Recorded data
•••••

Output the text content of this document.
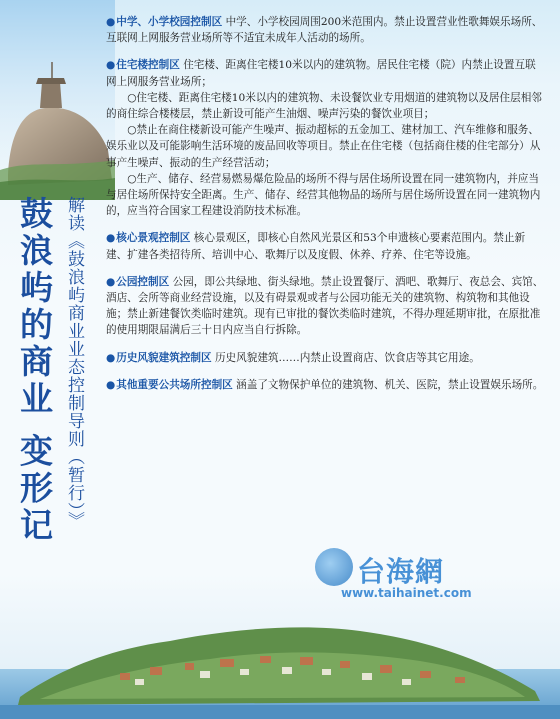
鼓浪屿的商业 变形记 解读《鼓浪屿商业业态控制导则（暂行）》
● 中学、小学校园控制区 中学、小学校园周围200米范围内。禁止设置营业性歌舞娱乐场所、互联网上网服务营业场所等不适宜未成年人活动的场所。
● 住宅楼控制区 住宅楼、距离住宅楼10米以内的建筑物。居民住宅楼（院）内禁止设置互联网上网服务营业场所；
○住宅楼、距离住宅楼10米以内的建筑物、未设餐饮业专用烟道的建筑物以及居住层相邻的商住综合楼楼层，禁止新设可能产生油烟、噪声污染的餐饮业项目；
○禁止在商住楼新设可能产生噪声、振动超标的五金加工、建材加工、汽车维修和服务、娱乐业以及可能影响生活环境的废品回收等项目。禁止在住宅楼（包括商住楼的住宅部分）从事产生噪声、振动的生产经营活动；
○生产、储存、经营易燃易爆危险品的场所不得与居住场所设置在同一建筑物内，并应当与居住场所保持安全距离。生产、储存、经营其他物品的场所与居住场所设置在同一建筑物内的，应当符合国家工程建设消防技术标准。
● 核心景观控制区 核心景观区，即核心自然风光景区和53个申遗核心要素范围内。禁止新建、扩建各类招待所、培训中心、歌舞厅以及度假、休养、疗养、住宅等设施。
● 公园控制区 公园，即公共绿地、街头绿地。禁止设置餐厅、酒吧、歌舞厅、夜总会、宾馆、酒店、会所等商业经营设施，以及有碍景观或者与公园功能无关的建筑物、构筑物和其他设施；禁止新建餐饮类临时建筑。现有已审批的餐饮类临时建筑，不得办理延期审批，在原批准的使用期限届满后三十日内应当自行拆除。
● 历史风貌建筑控制区 历史风貌建筑……内禁止设置商店、饮食店等其它用途。
● 其他重要公共场所控制区 涵盖了文物保护单位的建筑物、机关、医院，禁止设置娱乐场所。
台海網
www.taihainet.com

•••••

▶ Requirement
Exactly reproduce the entries above, minus the pictures.

▶ Final result
Output the text content of this document.
鼓浪屿的商业 变形记 解读《鼓浪屿商业业态控制导则（暂行）》
● 中学、小学校园控制区 中学、小学校园周围200米范围内。禁止设置营业性歌舞娱乐场所、互联网上网服务营业场所等不适宜未成年人活动的场所。
● 住宅楼控制区 住宅楼、距离住宅楼10米以内的建筑物。居民住宅楼（院）内禁止设置互联网上网服务营业场所；
○住宅楼、距离住宅楼10米以内的建筑物、未设餐饮业专用烟道的建筑物以及居住层相邻的商住综合楼楼层，禁止新设可能产生油烟、噪声污染的餐饮业项目；
○禁止在商住楼新设可能产生噪声、振动超标的五金加工、建材加工、汽车维修和服务、娱乐业以及可能影响生活环境的废品回收等项目。禁止在住宅楼（包括商住楼的住宅部分）从事产生噪声、振动的生产经营活动；
○生产、储存、经营易燃易爆危险品的场所不得与居住场所设置在同一建筑物内，并应当与居住场所保持安全距离。生产、储存、经营其他物品的场所与居住场所设置在同一建筑物内的，应当符合国家工程建设消防技术标准。
● 核心景观控制区 核心景观区，即核心自然风光景区和53个申遗核心要素范围内。禁止新建、扩建各类招待所、培训中心、歌舞厅以及度假、休养、疗养、住宅等设施。
● 公园控制区 公园，即公共绿地、街头绿地。禁止设置餐厅、酒吧、歌舞厅、夜总会、宾馆、酒店、会所等商业经营设施，以及有碍景观或者与公园功能无关的建筑物、构筑物和其他设施；禁止新建餐饮类临时建筑。现有已审批的餐饮类临时建筑，不得办理延期审批，在原批准的使用期限届满后三十日内应当自行拆除。
● 历史风貌建筑控制区 历史风貌建筑……内禁止设置商店、饮食店等其它用途。
● 其他重要公共场所控制区 涵盖了文物保护单位的建筑物、机关、医院，禁止设置娱乐场所。
台海網
www.taihainet.com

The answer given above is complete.